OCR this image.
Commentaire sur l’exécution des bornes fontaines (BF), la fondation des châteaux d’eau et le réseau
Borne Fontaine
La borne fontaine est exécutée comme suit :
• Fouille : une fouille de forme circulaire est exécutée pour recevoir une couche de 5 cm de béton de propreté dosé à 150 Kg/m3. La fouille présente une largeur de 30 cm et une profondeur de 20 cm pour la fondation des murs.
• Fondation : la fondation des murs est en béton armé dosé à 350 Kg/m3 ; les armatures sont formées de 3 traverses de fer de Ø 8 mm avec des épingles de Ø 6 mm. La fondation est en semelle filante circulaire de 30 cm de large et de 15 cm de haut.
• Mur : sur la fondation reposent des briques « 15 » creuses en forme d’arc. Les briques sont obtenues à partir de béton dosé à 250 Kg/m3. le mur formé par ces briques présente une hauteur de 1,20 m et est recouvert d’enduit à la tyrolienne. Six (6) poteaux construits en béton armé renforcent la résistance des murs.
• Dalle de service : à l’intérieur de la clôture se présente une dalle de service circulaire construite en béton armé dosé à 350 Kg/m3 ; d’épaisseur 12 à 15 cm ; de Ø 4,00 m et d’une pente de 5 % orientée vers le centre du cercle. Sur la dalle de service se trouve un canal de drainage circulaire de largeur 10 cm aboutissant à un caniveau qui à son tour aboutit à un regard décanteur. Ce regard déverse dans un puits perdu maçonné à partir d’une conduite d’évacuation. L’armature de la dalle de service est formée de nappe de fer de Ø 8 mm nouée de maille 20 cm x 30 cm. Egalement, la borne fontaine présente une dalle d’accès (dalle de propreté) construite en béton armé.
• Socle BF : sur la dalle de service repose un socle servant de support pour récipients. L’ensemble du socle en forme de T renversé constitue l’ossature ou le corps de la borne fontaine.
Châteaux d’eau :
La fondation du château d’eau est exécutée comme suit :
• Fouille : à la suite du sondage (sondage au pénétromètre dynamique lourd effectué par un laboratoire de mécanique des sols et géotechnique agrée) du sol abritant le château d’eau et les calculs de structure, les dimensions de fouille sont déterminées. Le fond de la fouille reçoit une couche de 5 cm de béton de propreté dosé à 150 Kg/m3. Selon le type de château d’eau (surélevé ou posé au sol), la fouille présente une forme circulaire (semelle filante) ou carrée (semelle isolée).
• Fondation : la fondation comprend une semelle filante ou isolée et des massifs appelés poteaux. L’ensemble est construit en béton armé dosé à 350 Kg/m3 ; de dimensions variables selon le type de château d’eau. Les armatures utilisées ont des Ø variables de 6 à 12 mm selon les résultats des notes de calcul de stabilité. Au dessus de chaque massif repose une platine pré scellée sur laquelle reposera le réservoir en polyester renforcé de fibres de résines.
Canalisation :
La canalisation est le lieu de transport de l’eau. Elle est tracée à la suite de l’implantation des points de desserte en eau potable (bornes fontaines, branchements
--------
EXERCISE BRIEF: Write out the full listing exactly as given.

EXPECTED ANSWER:
OCR this image.
Commentaire sur l’exécution des bornes fontaines (BF), la fondation des châteaux d’eau et le réseau
Borne Fontaine
La borne fontaine est exécutée comme suit :
• Fouille : une fouille de forme circulaire est exécutée pour recevoir une couche de 5 cm de béton de propreté dosé à 150 Kg/m3. La fouille présente une largeur de 30 cm et une profondeur de 20 cm pour la fondation des murs.
• Fondation : la fondation des murs est en béton armé dosé à 350 Kg/m3 ; les armatures sont formées de 3 traverses de fer de Ø 8 mm avec des épingles de Ø 6 mm. La fondation est en semelle filante circulaire de 30 cm de large et de 15 cm de haut.
• Mur : sur la fondation reposent des briques « 15 » creuses en forme d’arc. Les briques sont obtenues à partir de béton dosé à 250 Kg/m3. le mur formé par ces briques présente une hauteur de 1,20 m et est recouvert d’enduit à la tyrolienne. Six (6) poteaux construits en béton armé renforcent la résistance des murs.
• Dalle de service : à l’intérieur de la clôture se présente une dalle de service circulaire construite en béton armé dosé à 350 Kg/m3 ; d’épaisseur 12 à 15 cm ; de Ø 4,00 m et d’une pente de 5 % orientée vers le centre du cercle. Sur la dalle de service se trouve un canal de drainage circulaire de largeur 10 cm aboutissant à un caniveau qui à son tour aboutit à un regard décanteur. Ce regard déverse dans un puits perdu maçonné à partir d’une conduite d’évacuation. L’armature de la dalle de service est formée de nappe de fer de Ø 8 mm nouée de maille 20 cm x 30 cm. Egalement, la borne fontaine présente une dalle d’accès (dalle de propreté) construite en béton armé.
• Socle BF : sur la dalle de service repose un socle servant de support pour récipients. L’ensemble du socle en forme de T renversé constitue l’ossature ou le corps de la borne fontaine.
Châteaux d’eau :
La fondation du château d’eau est exécutée comme suit :
• Fouille : à la suite du sondage (sondage au pénétromètre dynamique lourd effectué par un laboratoire de mécanique des sols et géotechnique agrée) du sol abritant le château d’eau et les calculs de structure, les dimensions de fouille sont déterminées. Le fond de la fouille reçoit une couche de 5 cm de béton de propreté dosé à 150 Kg/m3. Selon le type de château d’eau (surélevé ou posé au sol), la fouille présente une forme circulaire (semelle filante) ou carrée (semelle isolée).
• Fondation : la fondation comprend une semelle filante ou isolée et des massifs appelés poteaux. L’ensemble est construit en béton armé dosé à 350 Kg/m3 ; de dimensions variables selon le type de château d’eau. Les armatures utilisées ont des Ø variables de 6 à 12 mm selon les résultats des notes de calcul de stabilité. Au dessus de chaque massif repose une platine pré scellée sur laquelle reposera le réservoir en polyester renforcé de fibres de résines.
Canalisation :
La canalisation est le lieu de transport de l’eau. Elle est tracée à la suite de l’implantation des points de desserte en eau potable (bornes fontaines, branchements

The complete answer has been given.